— start THE DATA —
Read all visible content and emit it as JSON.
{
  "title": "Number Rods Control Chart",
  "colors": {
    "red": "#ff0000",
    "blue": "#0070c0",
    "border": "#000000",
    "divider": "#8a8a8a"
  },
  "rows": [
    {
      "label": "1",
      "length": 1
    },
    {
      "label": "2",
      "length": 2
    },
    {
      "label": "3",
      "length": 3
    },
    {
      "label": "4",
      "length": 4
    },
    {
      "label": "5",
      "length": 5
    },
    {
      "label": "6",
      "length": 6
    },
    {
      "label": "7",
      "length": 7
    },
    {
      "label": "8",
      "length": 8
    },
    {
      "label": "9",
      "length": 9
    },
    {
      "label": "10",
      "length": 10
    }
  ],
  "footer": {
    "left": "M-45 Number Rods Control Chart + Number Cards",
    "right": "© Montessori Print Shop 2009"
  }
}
— end THE DATA —
— start THE DATA —
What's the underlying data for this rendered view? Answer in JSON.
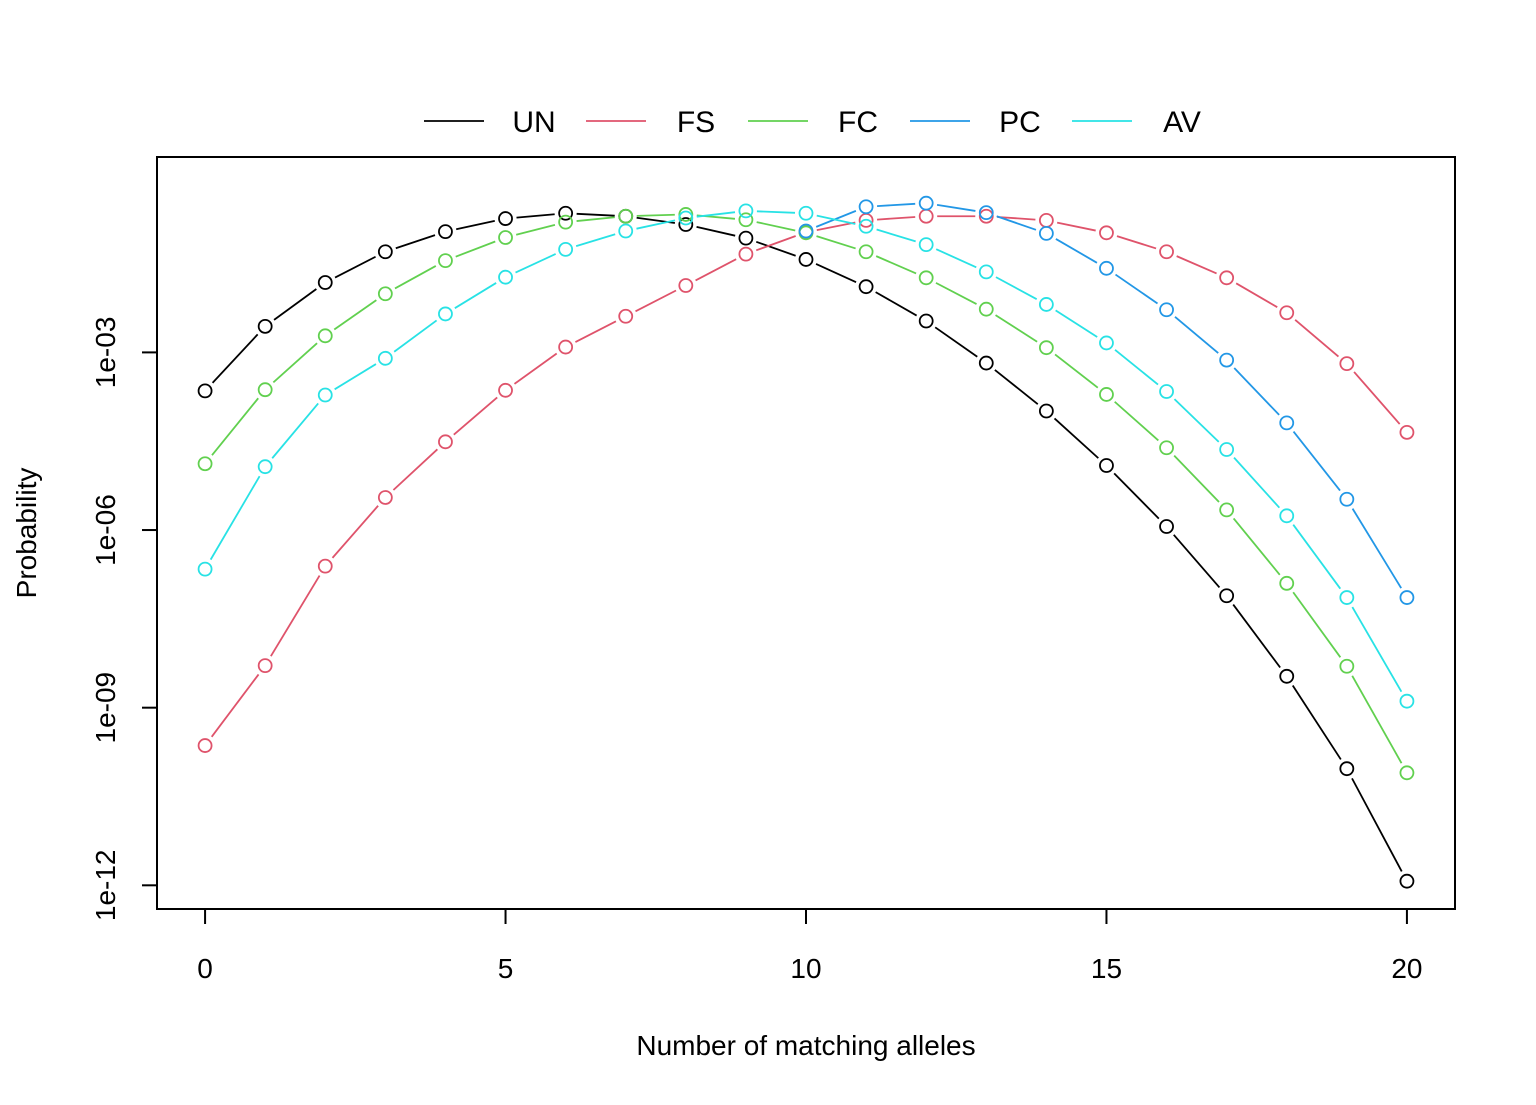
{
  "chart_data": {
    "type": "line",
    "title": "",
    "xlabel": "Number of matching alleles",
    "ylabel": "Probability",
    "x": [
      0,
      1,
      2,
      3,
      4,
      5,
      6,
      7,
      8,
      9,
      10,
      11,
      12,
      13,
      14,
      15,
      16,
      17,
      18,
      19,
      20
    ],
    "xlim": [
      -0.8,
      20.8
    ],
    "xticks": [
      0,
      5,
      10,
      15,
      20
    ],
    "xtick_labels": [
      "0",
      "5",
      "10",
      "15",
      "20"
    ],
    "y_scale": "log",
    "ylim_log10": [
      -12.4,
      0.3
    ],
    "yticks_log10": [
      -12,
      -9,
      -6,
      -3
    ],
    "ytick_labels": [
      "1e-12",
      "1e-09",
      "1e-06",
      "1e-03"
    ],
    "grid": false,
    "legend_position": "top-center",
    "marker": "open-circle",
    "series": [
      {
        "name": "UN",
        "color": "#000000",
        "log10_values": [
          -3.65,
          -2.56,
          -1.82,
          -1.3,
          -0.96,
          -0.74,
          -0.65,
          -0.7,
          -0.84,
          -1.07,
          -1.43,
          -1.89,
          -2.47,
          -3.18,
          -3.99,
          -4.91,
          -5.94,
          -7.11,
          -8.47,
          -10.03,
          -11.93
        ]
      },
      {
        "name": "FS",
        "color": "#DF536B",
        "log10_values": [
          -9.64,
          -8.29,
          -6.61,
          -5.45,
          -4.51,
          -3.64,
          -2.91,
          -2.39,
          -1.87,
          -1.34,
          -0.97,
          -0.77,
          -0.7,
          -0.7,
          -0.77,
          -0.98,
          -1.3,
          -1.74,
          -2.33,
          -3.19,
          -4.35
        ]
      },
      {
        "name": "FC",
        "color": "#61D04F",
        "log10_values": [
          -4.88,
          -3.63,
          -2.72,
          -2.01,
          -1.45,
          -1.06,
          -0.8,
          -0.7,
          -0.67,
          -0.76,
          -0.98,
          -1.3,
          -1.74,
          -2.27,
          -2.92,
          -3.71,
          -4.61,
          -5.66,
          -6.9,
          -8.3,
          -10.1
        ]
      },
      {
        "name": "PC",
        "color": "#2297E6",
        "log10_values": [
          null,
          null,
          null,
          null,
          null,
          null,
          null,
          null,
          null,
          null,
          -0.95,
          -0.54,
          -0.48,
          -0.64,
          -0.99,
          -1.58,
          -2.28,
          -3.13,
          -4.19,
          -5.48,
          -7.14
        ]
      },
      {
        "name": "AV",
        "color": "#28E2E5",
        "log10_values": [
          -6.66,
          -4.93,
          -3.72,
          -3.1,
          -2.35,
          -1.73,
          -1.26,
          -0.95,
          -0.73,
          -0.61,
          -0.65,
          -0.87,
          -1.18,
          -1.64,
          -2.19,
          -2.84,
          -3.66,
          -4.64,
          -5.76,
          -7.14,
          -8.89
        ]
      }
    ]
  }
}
— end THE DATA —
__JOB__.
Which lines hold the word "Number"? Show each one.

__RESPONSE BELOW__.
  "title": "Number Rods Control Chart",
    "left": "M-45 Number Rods Control Chart + Number Cards",
    "xlabel": "Number of matching alleles",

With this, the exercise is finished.